[Start Page extract]

Allowed: Boris Johnson, the Mayor of London, attending the London Gay Mayoral Hustings, hosted by Stonewall, in April last year in London. He is showing a version of the original Stonewall advert

Allowed: Boris Johnson, the Mayor of London, attending the London Gay Mayoral Hustings, hosted by Stonewall, in April last year in London. He is sho...

A DECISION by Transport for London (TFL) not to allow a Christian group to place an advertisement on London buses, in response to a pro-gay one by the campaigning group Stonewall, was not irrational or dispropor-tionate, the High Court has ruled. Nor did it involve the Mayor of London in an abuse of his position as chairman of TFL in seeking to advance his re-election campaign.

Stonewall's advert, stating "SOME PEOPLE ARE GAY. GET OVER IT!" prompted a riposte reading: "NOT GAY, EX-GAY, POST-GAY AND PROUD. GET OVER IT!" This was disallowed by TFL on 12 April last year.

The claimants in the High Court proceedings challenging TFL's decision were the Core Issues Trust, a registered charity based in Northern Ireland. Its objects include "the promotion of the Holy Scriptures". It says that it works "with people who voluntarily seek to change from a 'gay' lifestyle to a gender affirming one", which is referred to as a "sexual re-orientation process".

The trust planned the advert with Anglican Mainstream, a conservative Anglican charity, although it took no part in the court proceedings. It and the trust deliberately copied the design colour and wording of Stonewall's advert to make it clear that it was a response.

TFL had previously permitted controversial and potentially offensive advertisements on its transport system, notably an advert on the outside of London buses placed by the British Humanist Association which read, "There's probably no God".

The trust argued that TFL had abused its statutory powers for an improper purpose, and that the real reason why the advert was banned was because the Mayor, Boris Johnson, disagreed with the views expressed, and considered that the advert could be a liability in his bid to be re-elected as Mayor for London.

TFL argued at the hearing that the decision to ban the advert had been made by its managing director of marketing and communications, not by Mr Johnson. There was press comment that revealed that the rival candidate for mayor, Ken Livingstone, also supported the ban on the advert.

The judge, Mrs Justice Lang, said that the appointment of the mayor as chairman of TFL, with power to appoint board members and give directions to TFL, created a potential conflict of interest between the mayor's different roles which he had to be careful to avoid.

[End Page extract]
[Start Records for this task]

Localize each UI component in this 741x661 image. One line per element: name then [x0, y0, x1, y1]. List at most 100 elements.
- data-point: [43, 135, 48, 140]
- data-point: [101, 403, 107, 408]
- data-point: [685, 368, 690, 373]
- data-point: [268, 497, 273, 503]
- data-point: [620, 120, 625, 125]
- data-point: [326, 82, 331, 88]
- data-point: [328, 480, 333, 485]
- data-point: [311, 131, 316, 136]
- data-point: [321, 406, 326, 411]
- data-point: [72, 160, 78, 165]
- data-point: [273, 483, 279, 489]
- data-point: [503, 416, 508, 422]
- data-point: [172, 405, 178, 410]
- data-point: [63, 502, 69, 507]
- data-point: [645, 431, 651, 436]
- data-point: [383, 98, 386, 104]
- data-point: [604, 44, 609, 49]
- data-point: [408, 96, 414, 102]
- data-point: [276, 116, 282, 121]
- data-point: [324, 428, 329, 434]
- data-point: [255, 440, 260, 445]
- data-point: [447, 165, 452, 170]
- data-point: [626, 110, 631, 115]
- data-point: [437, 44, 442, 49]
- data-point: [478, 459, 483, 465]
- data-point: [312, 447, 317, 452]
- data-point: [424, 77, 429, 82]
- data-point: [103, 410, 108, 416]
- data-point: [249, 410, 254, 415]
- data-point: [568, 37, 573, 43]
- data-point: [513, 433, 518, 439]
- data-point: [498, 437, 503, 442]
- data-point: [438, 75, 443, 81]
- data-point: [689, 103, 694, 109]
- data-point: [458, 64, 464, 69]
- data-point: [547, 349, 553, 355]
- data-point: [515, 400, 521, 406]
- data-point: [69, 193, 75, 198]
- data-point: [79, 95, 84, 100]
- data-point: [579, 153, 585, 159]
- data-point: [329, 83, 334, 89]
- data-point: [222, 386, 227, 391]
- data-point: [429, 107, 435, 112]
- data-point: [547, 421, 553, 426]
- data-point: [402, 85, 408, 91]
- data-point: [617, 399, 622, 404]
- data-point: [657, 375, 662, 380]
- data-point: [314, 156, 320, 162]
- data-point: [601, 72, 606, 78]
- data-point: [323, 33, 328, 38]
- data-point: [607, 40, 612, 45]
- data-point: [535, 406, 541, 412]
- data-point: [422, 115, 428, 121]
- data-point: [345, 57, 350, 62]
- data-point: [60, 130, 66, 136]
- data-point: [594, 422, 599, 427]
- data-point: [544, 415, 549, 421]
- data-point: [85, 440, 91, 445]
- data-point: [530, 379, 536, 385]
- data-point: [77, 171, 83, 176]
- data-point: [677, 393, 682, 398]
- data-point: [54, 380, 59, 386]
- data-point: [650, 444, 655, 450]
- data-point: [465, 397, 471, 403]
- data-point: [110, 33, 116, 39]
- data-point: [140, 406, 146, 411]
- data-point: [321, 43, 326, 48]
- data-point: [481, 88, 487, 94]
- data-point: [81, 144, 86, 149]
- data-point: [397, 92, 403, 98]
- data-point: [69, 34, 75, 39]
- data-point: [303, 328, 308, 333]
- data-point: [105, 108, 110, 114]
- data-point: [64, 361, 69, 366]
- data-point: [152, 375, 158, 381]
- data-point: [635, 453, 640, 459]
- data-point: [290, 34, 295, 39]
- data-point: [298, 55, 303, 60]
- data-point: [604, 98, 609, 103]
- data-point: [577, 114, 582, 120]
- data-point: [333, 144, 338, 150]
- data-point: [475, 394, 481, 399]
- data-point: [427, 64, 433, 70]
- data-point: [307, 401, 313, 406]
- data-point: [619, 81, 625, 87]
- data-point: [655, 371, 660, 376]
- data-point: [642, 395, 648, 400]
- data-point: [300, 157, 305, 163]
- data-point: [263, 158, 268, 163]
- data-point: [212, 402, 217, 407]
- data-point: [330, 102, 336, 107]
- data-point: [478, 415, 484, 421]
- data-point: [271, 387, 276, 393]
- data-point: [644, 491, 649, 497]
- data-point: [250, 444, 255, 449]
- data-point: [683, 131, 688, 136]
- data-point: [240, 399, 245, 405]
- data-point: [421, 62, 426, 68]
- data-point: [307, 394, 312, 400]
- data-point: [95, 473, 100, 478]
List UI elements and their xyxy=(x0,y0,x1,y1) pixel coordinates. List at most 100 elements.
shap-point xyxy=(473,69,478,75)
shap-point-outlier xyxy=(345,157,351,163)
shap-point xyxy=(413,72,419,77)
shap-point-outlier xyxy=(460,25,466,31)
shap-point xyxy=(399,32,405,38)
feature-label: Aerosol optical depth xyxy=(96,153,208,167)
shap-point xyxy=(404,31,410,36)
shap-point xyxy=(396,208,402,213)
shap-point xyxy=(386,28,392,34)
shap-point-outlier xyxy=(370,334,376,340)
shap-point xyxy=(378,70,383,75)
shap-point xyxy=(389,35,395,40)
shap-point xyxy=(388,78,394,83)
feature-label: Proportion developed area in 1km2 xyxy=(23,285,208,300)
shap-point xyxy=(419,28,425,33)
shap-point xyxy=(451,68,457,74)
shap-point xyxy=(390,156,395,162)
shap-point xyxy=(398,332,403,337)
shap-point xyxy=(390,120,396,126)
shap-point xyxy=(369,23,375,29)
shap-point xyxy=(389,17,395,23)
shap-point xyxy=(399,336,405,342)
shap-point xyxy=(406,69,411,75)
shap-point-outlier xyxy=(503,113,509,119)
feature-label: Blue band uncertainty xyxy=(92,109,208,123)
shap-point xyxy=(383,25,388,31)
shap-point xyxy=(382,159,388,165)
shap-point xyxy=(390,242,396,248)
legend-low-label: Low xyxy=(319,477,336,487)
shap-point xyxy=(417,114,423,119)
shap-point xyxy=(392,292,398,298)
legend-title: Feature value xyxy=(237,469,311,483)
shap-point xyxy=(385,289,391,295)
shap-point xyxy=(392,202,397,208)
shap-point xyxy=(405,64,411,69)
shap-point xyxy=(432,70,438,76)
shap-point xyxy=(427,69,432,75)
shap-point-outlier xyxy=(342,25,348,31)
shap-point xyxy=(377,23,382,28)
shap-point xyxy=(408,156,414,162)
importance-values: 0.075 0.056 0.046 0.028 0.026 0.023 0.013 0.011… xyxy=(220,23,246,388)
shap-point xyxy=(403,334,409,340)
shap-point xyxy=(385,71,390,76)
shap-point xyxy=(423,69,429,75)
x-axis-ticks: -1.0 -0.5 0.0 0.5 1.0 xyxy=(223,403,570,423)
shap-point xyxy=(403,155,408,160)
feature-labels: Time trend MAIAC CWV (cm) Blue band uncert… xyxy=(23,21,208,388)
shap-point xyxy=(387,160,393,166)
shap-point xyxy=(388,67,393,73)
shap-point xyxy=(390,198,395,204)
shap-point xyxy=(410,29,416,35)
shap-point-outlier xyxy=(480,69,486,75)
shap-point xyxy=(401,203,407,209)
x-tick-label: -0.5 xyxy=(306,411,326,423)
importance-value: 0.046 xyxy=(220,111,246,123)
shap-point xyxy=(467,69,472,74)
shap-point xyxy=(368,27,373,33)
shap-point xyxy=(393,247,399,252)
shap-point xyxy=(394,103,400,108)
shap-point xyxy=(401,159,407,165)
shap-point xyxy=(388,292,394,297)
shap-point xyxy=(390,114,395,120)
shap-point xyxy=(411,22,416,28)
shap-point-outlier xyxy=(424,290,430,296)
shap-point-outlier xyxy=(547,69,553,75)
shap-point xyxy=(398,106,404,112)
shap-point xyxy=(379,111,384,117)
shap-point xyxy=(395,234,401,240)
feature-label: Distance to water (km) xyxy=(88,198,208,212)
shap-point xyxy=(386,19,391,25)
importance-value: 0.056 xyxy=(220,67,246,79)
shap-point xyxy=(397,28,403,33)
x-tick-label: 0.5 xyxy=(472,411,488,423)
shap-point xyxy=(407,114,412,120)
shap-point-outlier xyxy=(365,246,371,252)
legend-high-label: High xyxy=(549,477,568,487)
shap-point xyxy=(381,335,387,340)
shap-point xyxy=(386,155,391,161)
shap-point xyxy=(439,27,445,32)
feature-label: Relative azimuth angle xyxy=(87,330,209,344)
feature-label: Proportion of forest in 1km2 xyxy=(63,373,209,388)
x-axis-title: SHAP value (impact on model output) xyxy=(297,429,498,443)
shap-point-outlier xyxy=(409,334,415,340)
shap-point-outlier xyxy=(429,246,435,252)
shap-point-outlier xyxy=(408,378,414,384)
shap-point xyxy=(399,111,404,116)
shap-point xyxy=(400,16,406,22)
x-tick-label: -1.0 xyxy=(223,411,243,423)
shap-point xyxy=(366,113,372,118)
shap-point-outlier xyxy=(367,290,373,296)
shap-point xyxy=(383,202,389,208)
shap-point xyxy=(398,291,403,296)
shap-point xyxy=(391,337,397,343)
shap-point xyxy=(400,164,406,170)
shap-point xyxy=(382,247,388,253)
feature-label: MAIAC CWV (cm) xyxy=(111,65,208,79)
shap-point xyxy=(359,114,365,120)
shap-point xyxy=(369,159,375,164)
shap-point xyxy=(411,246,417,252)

[End Records for this task]

Required tasks ▸
A. List every person named in the article on the bus advertisement ruling.
B. Substitute "marker" for "data-point" in the records from their first line through the line containing "- data-point: [437, 44, 442, 49]", inclusive, and give back only those lines.
The article and the records are unrelated and should be treated as independent material.

Expected outputs ▸
A.
Boris Johnson
Ken Livingstone
Mrs Justice Lang

B.
Localize each UI component in this 741x661 image. One line per element: name then [x0, y0, x1, y1]. List at most 100 elements.
- marker: [43, 135, 48, 140]
- marker: [101, 403, 107, 408]
- marker: [685, 368, 690, 373]
- marker: [268, 497, 273, 503]
- marker: [620, 120, 625, 125]
- marker: [326, 82, 331, 88]
- marker: [328, 480, 333, 485]
- marker: [311, 131, 316, 136]
- marker: [321, 406, 326, 411]
- marker: [72, 160, 78, 165]
- marker: [273, 483, 279, 489]
- marker: [503, 416, 508, 422]
- marker: [172, 405, 178, 410]
- marker: [63, 502, 69, 507]
- marker: [645, 431, 651, 436]
- marker: [383, 98, 386, 104]
- marker: [604, 44, 609, 49]
- marker: [408, 96, 414, 102]
- marker: [276, 116, 282, 121]
- marker: [324, 428, 329, 434]
- marker: [255, 440, 260, 445]
- marker: [447, 165, 452, 170]
- marker: [626, 110, 631, 115]
- marker: [437, 44, 442, 49]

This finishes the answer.